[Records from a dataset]
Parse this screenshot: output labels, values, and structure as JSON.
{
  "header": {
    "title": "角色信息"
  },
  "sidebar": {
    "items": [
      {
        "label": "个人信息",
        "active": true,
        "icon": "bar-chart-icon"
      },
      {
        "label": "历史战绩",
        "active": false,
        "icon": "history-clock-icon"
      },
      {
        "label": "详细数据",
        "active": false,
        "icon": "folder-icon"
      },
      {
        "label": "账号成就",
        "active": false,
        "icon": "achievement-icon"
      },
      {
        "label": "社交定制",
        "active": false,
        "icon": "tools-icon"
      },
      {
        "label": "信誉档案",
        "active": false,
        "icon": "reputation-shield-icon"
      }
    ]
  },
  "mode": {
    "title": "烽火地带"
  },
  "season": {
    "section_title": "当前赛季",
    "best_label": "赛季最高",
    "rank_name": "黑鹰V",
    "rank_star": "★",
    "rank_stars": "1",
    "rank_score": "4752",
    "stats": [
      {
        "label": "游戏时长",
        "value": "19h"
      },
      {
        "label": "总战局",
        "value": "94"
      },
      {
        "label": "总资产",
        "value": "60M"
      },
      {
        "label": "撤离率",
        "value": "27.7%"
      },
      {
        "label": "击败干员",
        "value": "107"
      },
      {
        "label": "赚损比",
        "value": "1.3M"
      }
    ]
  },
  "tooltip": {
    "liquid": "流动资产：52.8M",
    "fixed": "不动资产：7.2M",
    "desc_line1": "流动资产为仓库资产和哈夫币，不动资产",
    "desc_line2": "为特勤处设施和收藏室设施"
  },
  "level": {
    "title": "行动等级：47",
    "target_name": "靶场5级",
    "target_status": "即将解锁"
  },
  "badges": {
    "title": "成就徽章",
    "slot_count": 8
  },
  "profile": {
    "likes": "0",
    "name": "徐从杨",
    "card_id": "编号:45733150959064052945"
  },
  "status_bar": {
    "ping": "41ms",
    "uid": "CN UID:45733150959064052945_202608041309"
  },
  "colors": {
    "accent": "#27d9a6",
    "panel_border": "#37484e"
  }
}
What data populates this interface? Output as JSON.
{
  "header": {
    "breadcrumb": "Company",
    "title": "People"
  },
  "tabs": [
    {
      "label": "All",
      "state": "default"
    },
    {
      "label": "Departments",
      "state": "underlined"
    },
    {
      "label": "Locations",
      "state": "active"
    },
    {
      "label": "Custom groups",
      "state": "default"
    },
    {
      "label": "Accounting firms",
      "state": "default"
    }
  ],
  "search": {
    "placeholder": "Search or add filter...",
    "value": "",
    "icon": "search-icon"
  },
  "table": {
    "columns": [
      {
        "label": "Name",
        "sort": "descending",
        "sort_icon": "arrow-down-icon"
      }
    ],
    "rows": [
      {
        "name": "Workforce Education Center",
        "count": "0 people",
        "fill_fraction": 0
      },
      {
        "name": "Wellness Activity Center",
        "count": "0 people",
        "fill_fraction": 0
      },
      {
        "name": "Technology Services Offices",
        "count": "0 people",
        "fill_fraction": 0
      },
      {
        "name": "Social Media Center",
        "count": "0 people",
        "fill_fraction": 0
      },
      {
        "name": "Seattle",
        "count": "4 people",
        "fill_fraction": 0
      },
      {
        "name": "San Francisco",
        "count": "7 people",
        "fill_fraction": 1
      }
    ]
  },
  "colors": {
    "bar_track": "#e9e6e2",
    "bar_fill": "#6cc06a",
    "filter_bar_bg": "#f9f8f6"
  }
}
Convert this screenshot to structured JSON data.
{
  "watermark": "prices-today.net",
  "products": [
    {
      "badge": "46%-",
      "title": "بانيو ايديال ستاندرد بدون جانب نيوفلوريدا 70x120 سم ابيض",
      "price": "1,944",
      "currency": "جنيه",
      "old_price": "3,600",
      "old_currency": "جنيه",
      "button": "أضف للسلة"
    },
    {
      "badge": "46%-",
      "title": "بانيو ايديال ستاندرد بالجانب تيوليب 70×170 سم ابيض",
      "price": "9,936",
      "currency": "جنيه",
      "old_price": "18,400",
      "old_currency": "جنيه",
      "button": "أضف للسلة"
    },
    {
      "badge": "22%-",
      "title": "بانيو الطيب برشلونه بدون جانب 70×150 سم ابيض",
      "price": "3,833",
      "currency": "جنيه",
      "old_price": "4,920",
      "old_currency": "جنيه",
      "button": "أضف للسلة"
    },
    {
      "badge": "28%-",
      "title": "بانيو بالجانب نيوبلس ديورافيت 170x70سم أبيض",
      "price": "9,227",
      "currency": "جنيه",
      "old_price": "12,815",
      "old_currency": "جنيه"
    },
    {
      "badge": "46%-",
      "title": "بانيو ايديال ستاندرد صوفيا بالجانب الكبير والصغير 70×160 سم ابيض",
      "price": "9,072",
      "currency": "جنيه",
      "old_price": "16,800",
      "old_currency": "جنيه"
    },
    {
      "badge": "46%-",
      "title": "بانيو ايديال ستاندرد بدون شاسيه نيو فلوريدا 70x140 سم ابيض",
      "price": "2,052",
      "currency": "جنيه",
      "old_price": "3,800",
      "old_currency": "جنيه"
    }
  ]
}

Short problem. Restate the data above exactly, keeping each word as it stands.

Solution for this problem.
Parse this screenshot: output labels, values, and structure as JSON.
{
  "header": {
    "title": "角色信息"
  },
  "sidebar": {
    "items": [
      {
        "label": "个人信息",
        "active": true,
        "icon": "bar-chart-icon"
      },
      {
        "label": "历史战绩",
        "active": false,
        "icon": "history-clock-icon"
      },
      {
        "label": "详细数据",
        "active": false,
        "icon": "folder-icon"
      },
      {
        "label": "账号成就",
        "active": false,
        "icon": "achievement-icon"
      },
      {
        "label": "社交定制",
        "active": false,
        "icon": "tools-icon"
      },
      {
        "label": "信誉档案",
        "active": false,
        "icon": "reputation-shield-icon"
      }
    ]
  },
  "mode": {
    "title": "烽火地带"
  },
  "season": {
    "section_title": "当前赛季",
    "best_label": "赛季最高",
    "rank_name": "黑鹰V",
    "rank_star": "★",
    "rank_stars": "1",
    "rank_score": "4752",
    "stats": [
      {
        "label": "游戏时长",
        "value": "19h"
      },
      {
        "label": "总战局",
        "value": "94"
      },
      {
        "label": "总资产",
        "value": "60M"
      },
      {
        "label": "撤离率",
        "value": "27.7%"
      },
      {
        "label": "击败干员",
        "value": "107"
      },
      {
        "label": "赚损比",
        "value": "1.3M"
      }
    ]
  },
  "tooltip": {
    "liquid": "流动资产：52.8M",
    "fixed": "不动资产：7.2M",
    "desc_line1": "流动资产为仓库资产和哈夫币，不动资产",
    "desc_line2": "为特勤处设施和收藏室设施"
  },
  "level": {
    "title": "行动等级：47",
    "target_name": "靶场5级",
    "target_status": "即将解锁"
  },
  "badges": {
    "title": "成就徽章",
    "slot_count": 8
  },
  "profile": {
    "likes": "0",
    "name": "徐从杨",
    "card_id": "编号:45733150959064052945"
  },
  "status_bar": {
    "ping": "41ms",
    "uid": "CN UID:45733150959064052945_202608041309"
  },
  "colors": {
    "accent": "#27d9a6",
    "panel_border": "#37484e"
  }
}
What data populates this interface? Output as JSON.
{
  "header": {
    "breadcrumb": "Company",
    "title": "People"
  },
  "tabs": [
    {
      "label": "All",
      "state": "default"
    },
    {
      "label": "Departments",
      "state": "underlined"
    },
    {
      "label": "Locations",
      "state": "active"
    },
    {
      "label": "Custom groups",
      "state": "default"
    },
    {
      "label": "Accounting firms",
      "state": "default"
    }
  ],
  "search": {
    "placeholder": "Search or add filter...",
    "value": "",
    "icon": "search-icon"
  },
  "table": {
    "columns": [
      {
        "label": "Name",
        "sort": "descending",
        "sort_icon": "arrow-down-icon"
      }
    ],
    "rows": [
      {
        "name": "Workforce Education Center",
        "count": "0 people",
        "fill_fraction": 0
      },
      {
        "name": "Wellness Activity Center",
        "count": "0 people",
        "fill_fraction": 0
      },
      {
        "name": "Technology Services Offices",
        "count": "0 people",
        "fill_fraction": 0
      },
      {
        "name": "Social Media Center",
        "count": "0 people",
        "fill_fraction": 0
      },
      {
        "name": "Seattle",
        "count": "4 people",
        "fill_fraction": 0
      },
      {
        "name": "San Francisco",
        "count": "7 people",
        "fill_fraction": 1
      }
    ]
  },
  "colors": {
    "bar_track": "#e9e6e2",
    "bar_fill": "#6cc06a",
    "filter_bar_bg": "#f9f8f6"
  }
}
Convert this screenshot to structured JSON data.
{
  "watermark": "prices-today.net",
  "products": [
    {
      "badge": "46%-",
      "title": "بانيو ايديال ستاندرد بدون جانب نيوفلوريدا 70x120 سم ابيض",
      "price": "1,944",
      "currency": "جنيه",
      "old_price": "3,600",
      "old_currency": "جنيه",
      "button": "أضف للسلة"
    },
    {
      "badge": "46%-",
      "title": "بانيو ايديال ستاندرد بالجانب تيوليب 70×170 سم ابيض",
      "price": "9,936",
      "currency": "جنيه",
      "old_price": "18,400",
      "old_currency": "جنيه",
      "button": "أضف للسلة"
    },
    {
      "badge": "22%-",
      "title": "بانيو الطيب برشلونه بدون جانب 70×150 سم ابيض",
      "price": "3,833",
      "currency": "جنيه",
      "old_price": "4,920",
      "old_currency": "جنيه",
      "button": "أضف للسلة"
    },
    {
      "badge": "28%-",
      "title": "بانيو بالجانب نيوبلس ديورافيت 170x70سم أبيض",
      "price": "9,227",
      "currency": "جنيه",
      "old_price": "12,815",
      "old_currency": "جنيه"
    },
    {
      "badge": "46%-",
      "title": "بانيو ايديال ستاندرد صوفيا بالجانب الكبير والصغير 70×160 سم ابيض",
      "price": "9,072",
      "currency": "جنيه",
      "old_price": "16,800",
      "old_currency": "جنيه"
    },
    {
      "badge": "46%-",
      "title": "بانيو ايديال ستاندرد بدون شاسيه نيو فلوريدا 70x140 سم ابيض",
      "price": "2,052",
      "currency": "جنيه",
      "old_price": "3,800",
      "old_currency": "جنيه"
    }
  ]
}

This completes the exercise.